EXERCISE:
Would you write out the entries below, every one of them, exactly?

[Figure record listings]
+ + + +
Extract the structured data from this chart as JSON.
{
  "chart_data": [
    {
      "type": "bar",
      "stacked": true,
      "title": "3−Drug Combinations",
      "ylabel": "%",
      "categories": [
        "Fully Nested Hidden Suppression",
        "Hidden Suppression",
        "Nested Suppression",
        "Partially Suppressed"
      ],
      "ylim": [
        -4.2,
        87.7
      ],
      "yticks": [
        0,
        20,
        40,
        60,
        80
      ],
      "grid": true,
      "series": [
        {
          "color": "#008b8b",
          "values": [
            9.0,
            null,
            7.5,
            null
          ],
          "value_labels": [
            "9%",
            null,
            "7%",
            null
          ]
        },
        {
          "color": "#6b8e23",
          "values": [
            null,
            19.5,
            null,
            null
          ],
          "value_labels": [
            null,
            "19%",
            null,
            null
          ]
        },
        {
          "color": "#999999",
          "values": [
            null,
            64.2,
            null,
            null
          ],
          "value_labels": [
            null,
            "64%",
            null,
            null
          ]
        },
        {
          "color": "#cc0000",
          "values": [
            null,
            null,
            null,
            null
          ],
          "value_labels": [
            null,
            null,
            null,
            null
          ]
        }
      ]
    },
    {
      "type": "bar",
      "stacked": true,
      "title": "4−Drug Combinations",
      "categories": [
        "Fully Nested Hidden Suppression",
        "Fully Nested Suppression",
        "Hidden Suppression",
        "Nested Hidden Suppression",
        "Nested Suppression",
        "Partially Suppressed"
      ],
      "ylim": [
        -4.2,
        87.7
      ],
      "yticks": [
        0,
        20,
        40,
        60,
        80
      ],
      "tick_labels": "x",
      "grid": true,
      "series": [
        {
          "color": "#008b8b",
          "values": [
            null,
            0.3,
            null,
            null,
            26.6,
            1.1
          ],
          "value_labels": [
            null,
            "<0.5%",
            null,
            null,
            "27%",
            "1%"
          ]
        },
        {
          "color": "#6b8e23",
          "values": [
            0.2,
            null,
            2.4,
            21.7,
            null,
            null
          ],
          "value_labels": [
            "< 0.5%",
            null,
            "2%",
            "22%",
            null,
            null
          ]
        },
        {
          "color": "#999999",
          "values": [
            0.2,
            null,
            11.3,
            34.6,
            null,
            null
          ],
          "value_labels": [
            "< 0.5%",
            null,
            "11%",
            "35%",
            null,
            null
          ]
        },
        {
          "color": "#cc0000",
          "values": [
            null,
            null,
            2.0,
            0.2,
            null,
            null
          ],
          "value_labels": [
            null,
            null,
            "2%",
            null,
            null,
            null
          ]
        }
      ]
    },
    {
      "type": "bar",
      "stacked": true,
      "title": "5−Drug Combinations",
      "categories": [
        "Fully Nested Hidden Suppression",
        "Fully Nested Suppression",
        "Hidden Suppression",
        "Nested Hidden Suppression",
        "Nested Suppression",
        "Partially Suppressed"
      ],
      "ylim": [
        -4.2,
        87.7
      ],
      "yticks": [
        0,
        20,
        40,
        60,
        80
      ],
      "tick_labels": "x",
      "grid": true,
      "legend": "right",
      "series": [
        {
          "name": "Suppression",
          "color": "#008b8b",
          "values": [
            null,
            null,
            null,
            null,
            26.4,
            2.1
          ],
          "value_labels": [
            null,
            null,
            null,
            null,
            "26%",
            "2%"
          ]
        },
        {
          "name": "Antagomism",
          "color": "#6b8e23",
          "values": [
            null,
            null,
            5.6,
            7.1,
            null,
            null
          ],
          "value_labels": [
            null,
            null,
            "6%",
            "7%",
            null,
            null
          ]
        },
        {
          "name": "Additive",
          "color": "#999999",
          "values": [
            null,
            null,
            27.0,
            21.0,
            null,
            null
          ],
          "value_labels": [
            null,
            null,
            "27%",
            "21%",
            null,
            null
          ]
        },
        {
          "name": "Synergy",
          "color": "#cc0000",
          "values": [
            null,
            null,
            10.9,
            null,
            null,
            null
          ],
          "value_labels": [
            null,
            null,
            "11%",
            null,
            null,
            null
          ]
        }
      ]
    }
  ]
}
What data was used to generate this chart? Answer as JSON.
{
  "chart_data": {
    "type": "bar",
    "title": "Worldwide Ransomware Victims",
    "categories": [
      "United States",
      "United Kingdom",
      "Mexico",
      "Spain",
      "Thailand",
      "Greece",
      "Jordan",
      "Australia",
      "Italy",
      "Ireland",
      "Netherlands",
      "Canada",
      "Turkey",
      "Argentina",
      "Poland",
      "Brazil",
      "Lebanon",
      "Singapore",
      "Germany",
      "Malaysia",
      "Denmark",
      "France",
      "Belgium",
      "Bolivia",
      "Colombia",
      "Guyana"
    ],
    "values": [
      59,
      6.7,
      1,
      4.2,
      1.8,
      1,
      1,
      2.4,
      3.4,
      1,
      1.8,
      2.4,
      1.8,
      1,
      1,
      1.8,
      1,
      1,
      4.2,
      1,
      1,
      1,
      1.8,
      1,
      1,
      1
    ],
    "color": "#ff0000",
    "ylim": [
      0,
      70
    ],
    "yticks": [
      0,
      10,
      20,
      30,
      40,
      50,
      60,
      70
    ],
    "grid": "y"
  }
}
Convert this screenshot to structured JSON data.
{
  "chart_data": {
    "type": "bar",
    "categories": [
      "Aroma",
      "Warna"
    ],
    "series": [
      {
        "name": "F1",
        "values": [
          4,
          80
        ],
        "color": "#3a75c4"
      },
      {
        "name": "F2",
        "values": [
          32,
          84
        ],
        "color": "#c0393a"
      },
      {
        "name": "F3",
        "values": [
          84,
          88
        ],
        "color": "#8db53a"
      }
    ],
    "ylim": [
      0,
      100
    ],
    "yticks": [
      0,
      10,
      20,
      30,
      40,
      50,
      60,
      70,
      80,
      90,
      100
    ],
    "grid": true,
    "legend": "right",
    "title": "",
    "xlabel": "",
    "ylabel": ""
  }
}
+ + + +
EXPECTED OUTPUT:
Extract the structured data from this chart as JSON.
{
  "chart_data": [
    {
      "type": "bar",
      "stacked": true,
      "title": "3−Drug Combinations",
      "ylabel": "%",
      "categories": [
        "Fully Nested Hidden Suppression",
        "Hidden Suppression",
        "Nested Suppression",
        "Partially Suppressed"
      ],
      "ylim": [
        -4.2,
        87.7
      ],
      "yticks": [
        0,
        20,
        40,
        60,
        80
      ],
      "grid": true,
      "series": [
        {
          "color": "#008b8b",
          "values": [
            9.0,
            null,
            7.5,
            null
          ],
          "value_labels": [
            "9%",
            null,
            "7%",
            null
          ]
        },
        {
          "color": "#6b8e23",
          "values": [
            null,
            19.5,
            null,
            null
          ],
          "value_labels": [
            null,
            "19%",
            null,
            null
          ]
        },
        {
          "color": "#999999",
          "values": [
            null,
            64.2,
            null,
            null
          ],
          "value_labels": [
            null,
            "64%",
            null,
            null
          ]
        },
        {
          "color": "#cc0000",
          "values": [
            null,
            null,
            null,
            null
          ],
          "value_labels": [
            null,
            null,
            null,
            null
          ]
        }
      ]
    },
    {
      "type": "bar",
      "stacked": true,
      "title": "4−Drug Combinations",
      "categories": [
        "Fully Nested Hidden Suppression",
        "Fully Nested Suppression",
        "Hidden Suppression",
        "Nested Hidden Suppression",
        "Nested Suppression",
        "Partially Suppressed"
      ],
      "ylim": [
        -4.2,
        87.7
      ],
      "yticks": [
        0,
        20,
        40,
        60,
        80
      ],
      "tick_labels": "x",
      "grid": true,
      "series": [
        {
          "color": "#008b8b",
          "values": [
            null,
            0.3,
            null,
            null,
            26.6,
            1.1
          ],
          "value_labels": [
            null,
            "<0.5%",
            null,
            null,
            "27%",
            "1%"
          ]
        },
        {
          "color": "#6b8e23",
          "values": [
            0.2,
            null,
            2.4,
            21.7,
            null,
            null
          ],
          "value_labels": [
            "< 0.5%",
            null,
            "2%",
            "22%",
            null,
            null
          ]
        },
        {
          "color": "#999999",
          "values": [
            0.2,
            null,
            11.3,
            34.6,
            null,
            null
          ],
          "value_labels": [
            "< 0.5%",
            null,
            "11%",
            "35%",
            null,
            null
          ]
        },
        {
          "color": "#cc0000",
          "values": [
            null,
            null,
            2.0,
            0.2,
            null,
            null
          ],
          "value_labels": [
            null,
            null,
            "2%",
            null,
            null,
            null
          ]
        }
      ]
    },
    {
      "type": "bar",
      "stacked": true,
      "title": "5−Drug Combinations",
      "categories": [
        "Fully Nested Hidden Suppression",
        "Fully Nested Suppression",
        "Hidden Suppression",
        "Nested Hidden Suppression",
        "Nested Suppression",
        "Partially Suppressed"
      ],
      "ylim": [
        -4.2,
        87.7
      ],
      "yticks": [
        0,
        20,
        40,
        60,
        80
      ],
      "tick_labels": "x",
      "grid": true,
      "legend": "right",
      "series": [
        {
          "name": "Suppression",
          "color": "#008b8b",
          "values": [
            null,
            null,
            null,
            null,
            26.4,
            2.1
          ],
          "value_labels": [
            null,
            null,
            null,
            null,
            "26%",
            "2%"
          ]
        },
        {
          "name": "Antagomism",
          "color": "#6b8e23",
          "values": [
            null,
            null,
            5.6,
            7.1,
            null,
            null
          ],
          "value_labels": [
            null,
            null,
            "6%",
            "7%",
            null,
            null
          ]
        },
        {
          "name": "Additive",
          "color": "#999999",
          "values": [
            null,
            null,
            27.0,
            21.0,
            null,
            null
          ],
          "value_labels": [
            null,
            null,
            "27%",
            "21%",
            null,
            null
          ]
        },
        {
          "name": "Synergy",
          "color": "#cc0000",
          "values": [
            null,
            null,
            10.9,
            null,
            null,
            null
          ],
          "value_labels": [
            null,
            null,
            "11%",
            null,
            null,
            null
          ]
        }
      ]
    }
  ]
}
What data was used to generate this chart? Answer as JSON.
{
  "chart_data": {
    "type": "bar",
    "title": "Worldwide Ransomware Victims",
    "categories": [
      "United States",
      "United Kingdom",
      "Mexico",
      "Spain",
      "Thailand",
      "Greece",
      "Jordan",
      "Australia",
      "Italy",
      "Ireland",
      "Netherlands",
      "Canada",
      "Turkey",
      "Argentina",
      "Poland",
      "Brazil",
      "Lebanon",
      "Singapore",
      "Germany",
      "Malaysia",
      "Denmark",
      "France",
      "Belgium",
      "Bolivia",
      "Colombia",
      "Guyana"
    ],
    "values": [
      59,
      6.7,
      1,
      4.2,
      1.8,
      1,
      1,
      2.4,
      3.4,
      1,
      1.8,
      2.4,
      1.8,
      1,
      1,
      1.8,
      1,
      1,
      4.2,
      1,
      1,
      1,
      1.8,
      1,
      1,
      1
    ],
    "color": "#ff0000",
    "ylim": [
      0,
      70
    ],
    "yticks": [
      0,
      10,
      20,
      30,
      40,
      50,
      60,
      70
    ],
    "grid": "y"
  }
}
Convert this screenshot to structured JSON data.
{
  "chart_data": {
    "type": "bar",
    "categories": [
      "Aroma",
      "Warna"
    ],
    "series": [
      {
        "name": "F1",
        "values": [
          4,
          80
        ],
        "color": "#3a75c4"
      },
      {
        "name": "F2",
        "values": [
          32,
          84
        ],
        "color": "#c0393a"
      },
      {
        "name": "F3",
        "values": [
          84,
          88
        ],
        "color": "#8db53a"
      }
    ],
    "ylim": [
      0,
      100
    ],
    "yticks": [
      0,
      10,
      20,
      30,
      40,
      50,
      60,
      70,
      80,
      90,
      100
    ],
    "grid": true,
    "legend": "right",
    "title": "",
    "xlabel": "",
    "ylabel": ""
  }
}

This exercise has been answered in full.